→ **What the task asks**: In your copy, include every line of the listing below exactly but none of the pictures.

# # # # # # #

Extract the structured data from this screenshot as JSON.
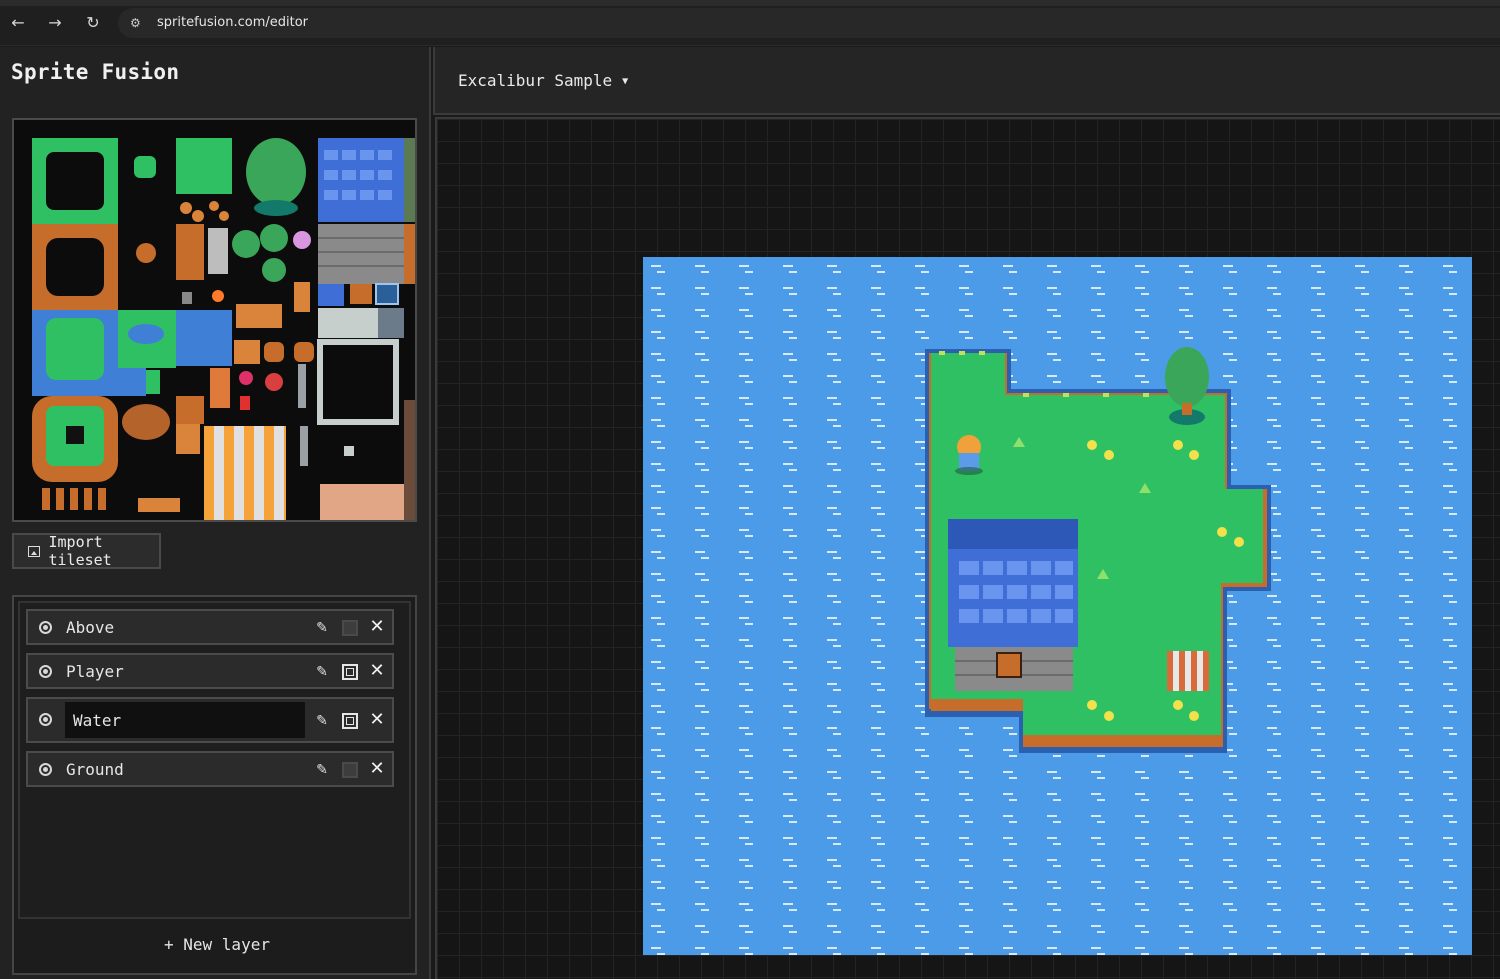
{
  "browser": {
    "url": "spritefusion.com/editor"
  },
  "app": {
    "title": "Sprite Fusion"
  },
  "tileset": {
    "import_label": "Import tileset"
  },
  "layers": {
    "items": [
      {
        "name": "Above",
        "visible_toggle": "off"
      },
      {
        "name": "Player",
        "visible_toggle": "on"
      },
      {
        "name": "Water",
        "visible_toggle": "on",
        "editing": true
      },
      {
        "name": "Ground",
        "visible_toggle": "off"
      }
    ],
    "new_layer_label": "+ New layer"
  },
  "map": {
    "selected_map": "Excalibur Sample"
  },
  "colors": {
    "water": "#4c9be8",
    "grass": "#2fc064",
    "roof": "#3f6fd6",
    "background": "#151515"
  }
}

# # # # # # #

→ **The answer**:
Extract the structured data from this screenshot as JSON.
{
  "browser": {
    "url": "spritefusion.com/editor"
  },
  "app": {
    "title": "Sprite Fusion"
  },
  "tileset": {
    "import_label": "Import tileset"
  },
  "layers": {
    "items": [
      {
        "name": "Above",
        "visible_toggle": "off"
      },
      {
        "name": "Player",
        "visible_toggle": "on"
      },
      {
        "name": "Water",
        "visible_toggle": "on",
        "editing": true
      },
      {
        "name": "Ground",
        "visible_toggle": "off"
      }
    ],
    "new_layer_label": "+ New layer"
  },
  "map": {
    "selected_map": "Excalibur Sample"
  },
  "colors": {
    "water": "#4c9be8",
    "grass": "#2fc064",
    "roof": "#3f6fd6",
    "background": "#151515"
  }
}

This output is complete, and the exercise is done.